[THE PROBLEM] An exact copy of every entry is required, minus the pictures.

[Data entries]
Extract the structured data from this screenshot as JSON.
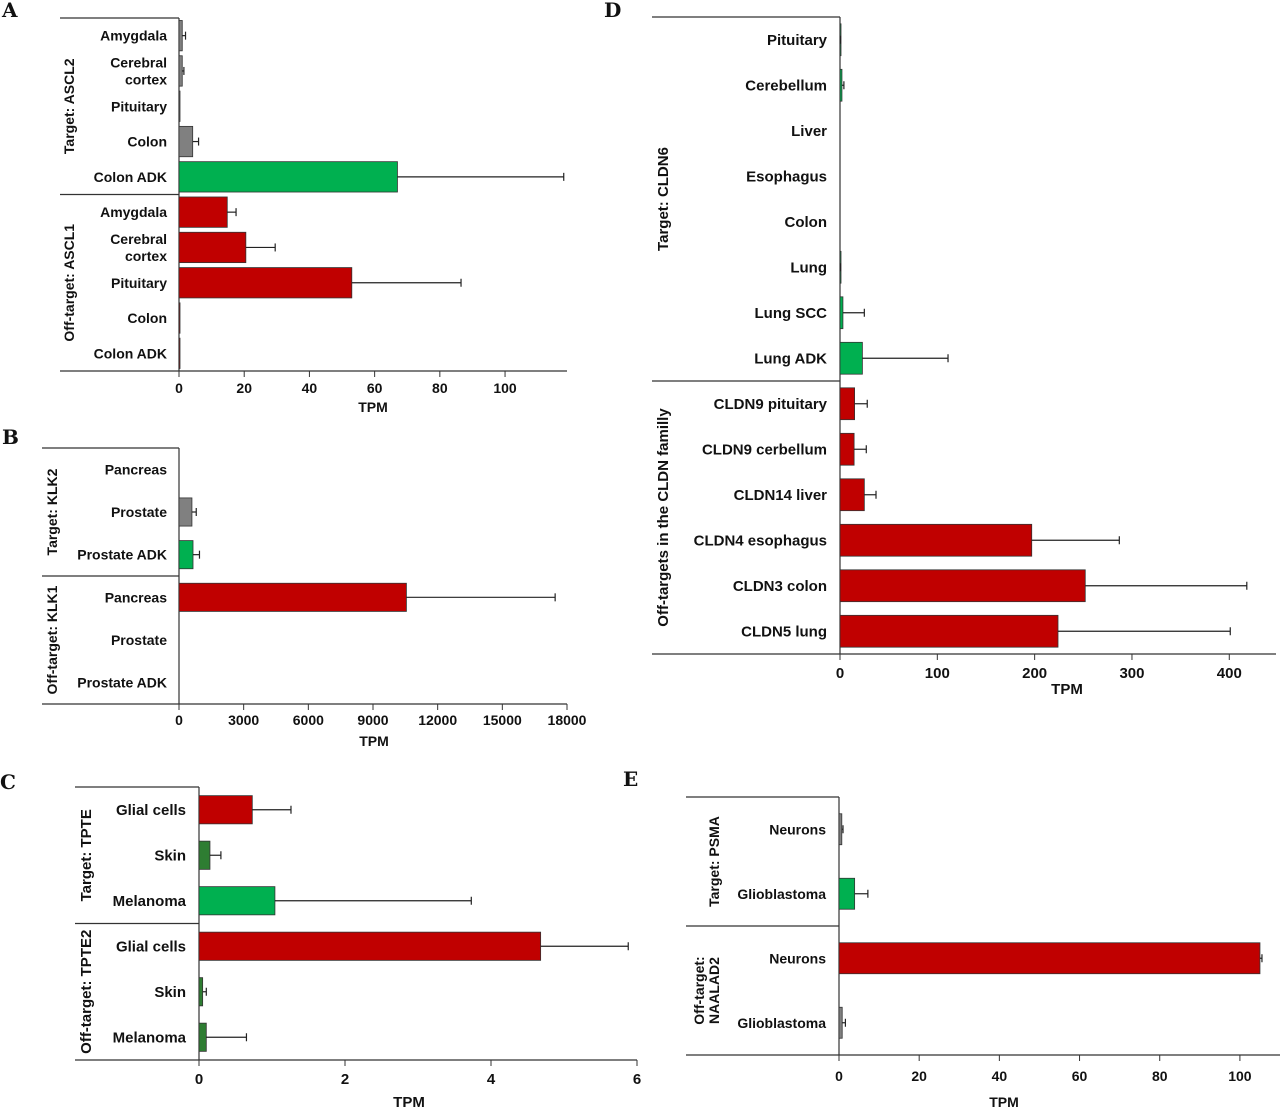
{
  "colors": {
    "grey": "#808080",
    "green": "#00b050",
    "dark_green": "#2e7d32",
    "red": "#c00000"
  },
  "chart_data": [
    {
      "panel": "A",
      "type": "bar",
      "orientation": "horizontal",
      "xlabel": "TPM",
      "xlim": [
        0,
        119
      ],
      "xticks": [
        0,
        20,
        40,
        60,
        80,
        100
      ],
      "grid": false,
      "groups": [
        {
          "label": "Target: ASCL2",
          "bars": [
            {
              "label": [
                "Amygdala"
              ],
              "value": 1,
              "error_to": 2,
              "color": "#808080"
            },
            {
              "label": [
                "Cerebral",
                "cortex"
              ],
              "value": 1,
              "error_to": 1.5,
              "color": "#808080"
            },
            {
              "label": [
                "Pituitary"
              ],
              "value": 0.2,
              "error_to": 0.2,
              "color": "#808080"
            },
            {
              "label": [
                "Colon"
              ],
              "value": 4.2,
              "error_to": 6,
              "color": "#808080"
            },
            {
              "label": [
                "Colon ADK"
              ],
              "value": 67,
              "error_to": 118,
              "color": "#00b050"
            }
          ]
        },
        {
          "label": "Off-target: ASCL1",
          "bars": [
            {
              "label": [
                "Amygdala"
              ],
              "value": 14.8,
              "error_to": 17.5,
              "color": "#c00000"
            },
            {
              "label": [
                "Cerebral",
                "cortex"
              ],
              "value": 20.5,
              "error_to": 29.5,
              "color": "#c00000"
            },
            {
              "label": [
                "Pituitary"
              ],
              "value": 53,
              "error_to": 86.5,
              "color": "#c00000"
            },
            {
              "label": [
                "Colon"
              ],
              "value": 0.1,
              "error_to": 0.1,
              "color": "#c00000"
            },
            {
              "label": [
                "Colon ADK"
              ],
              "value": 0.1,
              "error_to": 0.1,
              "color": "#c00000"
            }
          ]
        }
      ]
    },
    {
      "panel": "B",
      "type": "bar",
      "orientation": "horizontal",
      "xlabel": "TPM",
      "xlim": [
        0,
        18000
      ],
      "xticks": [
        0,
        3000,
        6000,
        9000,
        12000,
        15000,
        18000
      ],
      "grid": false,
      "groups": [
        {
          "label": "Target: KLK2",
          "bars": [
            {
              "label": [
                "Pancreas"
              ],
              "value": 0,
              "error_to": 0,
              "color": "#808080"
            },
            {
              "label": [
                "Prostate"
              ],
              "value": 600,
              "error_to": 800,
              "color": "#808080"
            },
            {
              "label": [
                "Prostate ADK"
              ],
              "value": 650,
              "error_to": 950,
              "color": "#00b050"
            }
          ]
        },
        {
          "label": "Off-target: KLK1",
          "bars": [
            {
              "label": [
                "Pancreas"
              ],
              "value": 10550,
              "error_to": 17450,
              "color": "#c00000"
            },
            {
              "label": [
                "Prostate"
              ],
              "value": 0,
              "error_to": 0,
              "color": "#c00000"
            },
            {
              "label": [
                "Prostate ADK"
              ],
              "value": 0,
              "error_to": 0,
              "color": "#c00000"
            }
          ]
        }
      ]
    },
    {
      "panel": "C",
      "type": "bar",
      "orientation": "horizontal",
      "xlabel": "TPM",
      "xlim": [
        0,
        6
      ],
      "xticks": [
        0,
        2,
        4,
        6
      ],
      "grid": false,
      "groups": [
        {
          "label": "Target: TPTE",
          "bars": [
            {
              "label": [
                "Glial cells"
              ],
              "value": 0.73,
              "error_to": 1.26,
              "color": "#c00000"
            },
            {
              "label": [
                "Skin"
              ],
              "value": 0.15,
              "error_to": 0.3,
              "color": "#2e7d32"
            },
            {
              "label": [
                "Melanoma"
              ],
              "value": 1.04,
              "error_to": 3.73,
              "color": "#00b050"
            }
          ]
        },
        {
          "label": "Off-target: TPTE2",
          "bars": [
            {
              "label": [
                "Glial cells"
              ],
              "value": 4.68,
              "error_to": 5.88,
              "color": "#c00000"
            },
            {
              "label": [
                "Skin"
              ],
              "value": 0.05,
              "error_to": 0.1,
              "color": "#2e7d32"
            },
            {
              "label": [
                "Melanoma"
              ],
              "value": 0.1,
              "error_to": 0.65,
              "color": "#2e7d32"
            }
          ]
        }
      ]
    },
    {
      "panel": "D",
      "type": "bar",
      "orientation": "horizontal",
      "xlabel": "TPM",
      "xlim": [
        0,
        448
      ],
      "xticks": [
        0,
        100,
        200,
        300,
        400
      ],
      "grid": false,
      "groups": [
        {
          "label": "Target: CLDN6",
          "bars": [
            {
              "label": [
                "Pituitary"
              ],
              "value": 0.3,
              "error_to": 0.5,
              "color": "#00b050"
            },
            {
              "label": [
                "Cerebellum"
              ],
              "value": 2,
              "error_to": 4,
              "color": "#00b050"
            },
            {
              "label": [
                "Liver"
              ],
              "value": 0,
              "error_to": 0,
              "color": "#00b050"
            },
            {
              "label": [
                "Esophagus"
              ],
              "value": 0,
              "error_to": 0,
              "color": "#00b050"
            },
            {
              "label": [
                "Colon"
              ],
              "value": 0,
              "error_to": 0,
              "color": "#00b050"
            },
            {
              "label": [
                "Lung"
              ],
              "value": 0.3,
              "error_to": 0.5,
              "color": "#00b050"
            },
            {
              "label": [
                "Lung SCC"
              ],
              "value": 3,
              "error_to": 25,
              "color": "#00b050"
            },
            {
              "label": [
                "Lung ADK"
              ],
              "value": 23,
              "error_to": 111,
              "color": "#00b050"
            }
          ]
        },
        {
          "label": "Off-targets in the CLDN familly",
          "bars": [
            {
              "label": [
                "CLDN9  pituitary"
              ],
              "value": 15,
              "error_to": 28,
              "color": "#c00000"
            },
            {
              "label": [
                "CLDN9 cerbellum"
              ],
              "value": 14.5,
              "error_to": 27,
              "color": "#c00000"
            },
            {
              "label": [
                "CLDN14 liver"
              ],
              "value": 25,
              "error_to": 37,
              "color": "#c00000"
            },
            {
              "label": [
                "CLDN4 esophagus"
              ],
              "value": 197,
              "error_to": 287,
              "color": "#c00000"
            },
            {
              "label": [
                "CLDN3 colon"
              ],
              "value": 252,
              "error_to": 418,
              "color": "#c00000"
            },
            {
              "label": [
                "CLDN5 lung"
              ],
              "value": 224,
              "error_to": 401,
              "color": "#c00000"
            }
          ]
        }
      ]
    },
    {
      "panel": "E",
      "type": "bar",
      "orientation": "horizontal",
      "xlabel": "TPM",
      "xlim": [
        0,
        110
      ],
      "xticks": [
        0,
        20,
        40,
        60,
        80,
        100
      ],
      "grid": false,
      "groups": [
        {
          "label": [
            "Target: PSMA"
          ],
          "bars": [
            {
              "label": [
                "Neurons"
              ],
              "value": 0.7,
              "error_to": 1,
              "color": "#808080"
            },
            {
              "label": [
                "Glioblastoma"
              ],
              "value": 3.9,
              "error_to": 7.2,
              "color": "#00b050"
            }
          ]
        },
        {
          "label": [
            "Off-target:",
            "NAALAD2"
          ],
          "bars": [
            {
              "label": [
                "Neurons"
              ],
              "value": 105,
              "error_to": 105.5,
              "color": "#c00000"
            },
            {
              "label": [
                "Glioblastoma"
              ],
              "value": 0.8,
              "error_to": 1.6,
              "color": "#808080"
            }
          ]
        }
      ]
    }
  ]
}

[SOLUTION]
Extract the structured data from this screenshot as JSON.
{
  "colors": {
    "grey": "#808080",
    "green": "#00b050",
    "dark_green": "#2e7d32",
    "red": "#c00000"
  },
  "chart_data": [
    {
      "panel": "A",
      "type": "bar",
      "orientation": "horizontal",
      "xlabel": "TPM",
      "xlim": [
        0,
        119
      ],
      "xticks": [
        0,
        20,
        40,
        60,
        80,
        100
      ],
      "grid": false,
      "groups": [
        {
          "label": "Target: ASCL2",
          "bars": [
            {
              "label": [
                "Amygdala"
              ],
              "value": 1,
              "error_to": 2,
              "color": "#808080"
            },
            {
              "label": [
                "Cerebral",
                "cortex"
              ],
              "value": 1,
              "error_to": 1.5,
              "color": "#808080"
            },
            {
              "label": [
                "Pituitary"
              ],
              "value": 0.2,
              "error_to": 0.2,
              "color": "#808080"
            },
            {
              "label": [
                "Colon"
              ],
              "value": 4.2,
              "error_to": 6,
              "color": "#808080"
            },
            {
              "label": [
                "Colon ADK"
              ],
              "value": 67,
              "error_to": 118,
              "color": "#00b050"
            }
          ]
        },
        {
          "label": "Off-target: ASCL1",
          "bars": [
            {
              "label": [
                "Amygdala"
              ],
              "value": 14.8,
              "error_to": 17.5,
              "color": "#c00000"
            },
            {
              "label": [
                "Cerebral",
                "cortex"
              ],
              "value": 20.5,
              "error_to": 29.5,
              "color": "#c00000"
            },
            {
              "label": [
                "Pituitary"
              ],
              "value": 53,
              "error_to": 86.5,
              "color": "#c00000"
            },
            {
              "label": [
                "Colon"
              ],
              "value": 0.1,
              "error_to": 0.1,
              "color": "#c00000"
            },
            {
              "label": [
                "Colon ADK"
              ],
              "value": 0.1,
              "error_to": 0.1,
              "color": "#c00000"
            }
          ]
        }
      ]
    },
    {
      "panel": "B",
      "type": "bar",
      "orientation": "horizontal",
      "xlabel": "TPM",
      "xlim": [
        0,
        18000
      ],
      "xticks": [
        0,
        3000,
        6000,
        9000,
        12000,
        15000,
        18000
      ],
      "grid": false,
      "groups": [
        {
          "label": "Target: KLK2",
          "bars": [
            {
              "label": [
                "Pancreas"
              ],
              "value": 0,
              "error_to": 0,
              "color": "#808080"
            },
            {
              "label": [
                "Prostate"
              ],
              "value": 600,
              "error_to": 800,
              "color": "#808080"
            },
            {
              "label": [
                "Prostate ADK"
              ],
              "value": 650,
              "error_to": 950,
              "color": "#00b050"
            }
          ]
        },
        {
          "label": "Off-target: KLK1",
          "bars": [
            {
              "label": [
                "Pancreas"
              ],
              "value": 10550,
              "error_to": 17450,
              "color": "#c00000"
            },
            {
              "label": [
                "Prostate"
              ],
              "value": 0,
              "error_to": 0,
              "color": "#c00000"
            },
            {
              "label": [
                "Prostate ADK"
              ],
              "value": 0,
              "error_to": 0,
              "color": "#c00000"
            }
          ]
        }
      ]
    },
    {
      "panel": "C",
      "type": "bar",
      "orientation": "horizontal",
      "xlabel": "TPM",
      "xlim": [
        0,
        6
      ],
      "xticks": [
        0,
        2,
        4,
        6
      ],
      "grid": false,
      "groups": [
        {
          "label": "Target: TPTE",
          "bars": [
            {
              "label": [
                "Glial cells"
              ],
              "value": 0.73,
              "error_to": 1.26,
              "color": "#c00000"
            },
            {
              "label": [
                "Skin"
              ],
              "value": 0.15,
              "error_to": 0.3,
              "color": "#2e7d32"
            },
            {
              "label": [
                "Melanoma"
              ],
              "value": 1.04,
              "error_to": 3.73,
              "color": "#00b050"
            }
          ]
        },
        {
          "label": "Off-target: TPTE2",
          "bars": [
            {
              "label": [
                "Glial cells"
              ],
              "value": 4.68,
              "error_to": 5.88,
              "color": "#c00000"
            },
            {
              "label": [
                "Skin"
              ],
              "value": 0.05,
              "error_to": 0.1,
              "color": "#2e7d32"
            },
            {
              "label": [
                "Melanoma"
              ],
              "value": 0.1,
              "error_to": 0.65,
              "color": "#2e7d32"
            }
          ]
        }
      ]
    },
    {
      "panel": "D",
      "type": "bar",
      "orientation": "horizontal",
      "xlabel": "TPM",
      "xlim": [
        0,
        448
      ],
      "xticks": [
        0,
        100,
        200,
        300,
        400
      ],
      "grid": false,
      "groups": [
        {
          "label": "Target: CLDN6",
          "bars": [
            {
              "label": [
                "Pituitary"
              ],
              "value": 0.3,
              "error_to": 0.5,
              "color": "#00b050"
            },
            {
              "label": [
                "Cerebellum"
              ],
              "value": 2,
              "error_to": 4,
              "color": "#00b050"
            },
            {
              "label": [
                "Liver"
              ],
              "value": 0,
              "error_to": 0,
              "color": "#00b050"
            },
            {
              "label": [
                "Esophagus"
              ],
              "value": 0,
              "error_to": 0,
              "color": "#00b050"
            },
            {
              "label": [
                "Colon"
              ],
              "value": 0,
              "error_to": 0,
              "color": "#00b050"
            },
            {
              "label": [
                "Lung"
              ],
              "value": 0.3,
              "error_to": 0.5,
              "color": "#00b050"
            },
            {
              "label": [
                "Lung SCC"
              ],
              "value": 3,
              "error_to": 25,
              "color": "#00b050"
            },
            {
              "label": [
                "Lung ADK"
              ],
              "value": 23,
              "error_to": 111,
              "color": "#00b050"
            }
          ]
        },
        {
          "label": "Off-targets in the CLDN familly",
          "bars": [
            {
              "label": [
                "CLDN9  pituitary"
              ],
              "value": 15,
              "error_to": 28,
              "color": "#c00000"
            },
            {
              "label": [
                "CLDN9 cerbellum"
              ],
              "value": 14.5,
              "error_to": 27,
              "color": "#c00000"
            },
            {
              "label": [
                "CLDN14 liver"
              ],
              "value": 25,
              "error_to": 37,
              "color": "#c00000"
            },
            {
              "label": [
                "CLDN4 esophagus"
              ],
              "value": 197,
              "error_to": 287,
              "color": "#c00000"
            },
            {
              "label": [
                "CLDN3 colon"
              ],
              "value": 252,
              "error_to": 418,
              "color": "#c00000"
            },
            {
              "label": [
                "CLDN5 lung"
              ],
              "value": 224,
              "error_to": 401,
              "color": "#c00000"
            }
          ]
        }
      ]
    },
    {
      "panel": "E",
      "type": "bar",
      "orientation": "horizontal",
      "xlabel": "TPM",
      "xlim": [
        0,
        110
      ],
      "xticks": [
        0,
        20,
        40,
        60,
        80,
        100
      ],
      "grid": false,
      "groups": [
        {
          "label": [
            "Target: PSMA"
          ],
          "bars": [
            {
              "label": [
                "Neurons"
              ],
              "value": 0.7,
              "error_to": 1,
              "color": "#808080"
            },
            {
              "label": [
                "Glioblastoma"
              ],
              "value": 3.9,
              "error_to": 7.2,
              "color": "#00b050"
            }
          ]
        },
        {
          "label": [
            "Off-target:",
            "NAALAD2"
          ],
          "bars": [
            {
              "label": [
                "Neurons"
              ],
              "value": 105,
              "error_to": 105.5,
              "color": "#c00000"
            },
            {
              "label": [
                "Glioblastoma"
              ],
              "value": 0.8,
              "error_to": 1.6,
              "color": "#808080"
            }
          ]
        }
      ]
    }
  ]
}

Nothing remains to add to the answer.